# THE TASK:
Leave out the pictures and restate the rest of the data exactly.

# DATA IN THIS EXERCISE:
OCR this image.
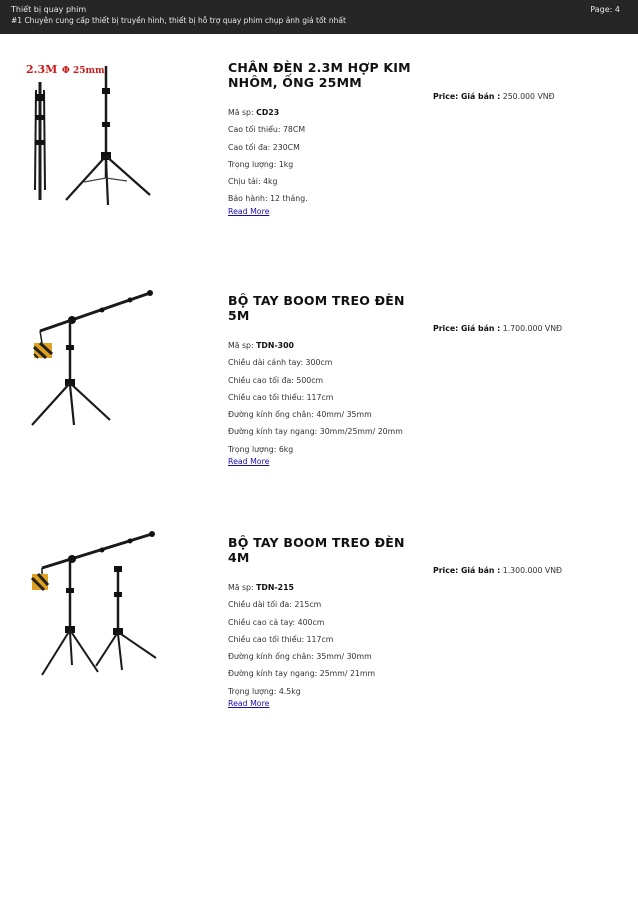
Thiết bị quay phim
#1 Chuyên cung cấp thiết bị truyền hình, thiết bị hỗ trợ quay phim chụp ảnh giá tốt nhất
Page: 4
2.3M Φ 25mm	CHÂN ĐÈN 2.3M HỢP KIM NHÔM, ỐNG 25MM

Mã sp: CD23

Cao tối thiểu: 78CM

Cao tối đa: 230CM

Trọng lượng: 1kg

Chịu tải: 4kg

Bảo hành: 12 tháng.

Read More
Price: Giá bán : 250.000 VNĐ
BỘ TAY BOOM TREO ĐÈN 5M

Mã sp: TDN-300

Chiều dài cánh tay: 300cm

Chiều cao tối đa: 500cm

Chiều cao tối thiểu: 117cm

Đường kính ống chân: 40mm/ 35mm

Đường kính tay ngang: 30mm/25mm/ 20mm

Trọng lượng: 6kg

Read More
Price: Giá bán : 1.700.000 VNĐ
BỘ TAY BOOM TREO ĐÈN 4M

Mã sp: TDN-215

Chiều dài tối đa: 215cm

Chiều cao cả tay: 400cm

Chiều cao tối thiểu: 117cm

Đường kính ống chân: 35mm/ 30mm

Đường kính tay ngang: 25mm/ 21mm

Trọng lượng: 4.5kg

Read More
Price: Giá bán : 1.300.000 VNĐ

# ANSWER TO THE EXERCISE:
OCR this image.
Thiết bị quay phim
#1 Chuyên cung cấp thiết bị truyền hình, thiết bị hỗ trợ quay phim chụp ảnh giá tốt nhất
Page: 4
2.3M Φ 25mm	CHÂN ĐÈN 2.3M HỢP KIM NHÔM, ỐNG 25MM

Mã sp: CD23

Cao tối thiểu: 78CM

Cao tối đa: 230CM

Trọng lượng: 1kg

Chịu tải: 4kg

Bảo hành: 12 tháng.

Read More
Price: Giá bán : 250.000 VNĐ
BỘ TAY BOOM TREO ĐÈN 5M

Mã sp: TDN-300

Chiều dài cánh tay: 300cm

Chiều cao tối đa: 500cm

Chiều cao tối thiểu: 117cm

Đường kính ống chân: 40mm/ 35mm

Đường kính tay ngang: 30mm/25mm/ 20mm

Trọng lượng: 6kg

Read More
Price: Giá bán : 1.700.000 VNĐ
BỘ TAY BOOM TREO ĐÈN 4M

Mã sp: TDN-215

Chiều dài tối đa: 215cm

Chiều cao cả tay: 400cm

Chiều cao tối thiểu: 117cm

Đường kính ống chân: 35mm/ 30mm

Đường kính tay ngang: 25mm/ 21mm

Trọng lượng: 4.5kg

Read More
Price: Giá bán : 1.300.000 VNĐ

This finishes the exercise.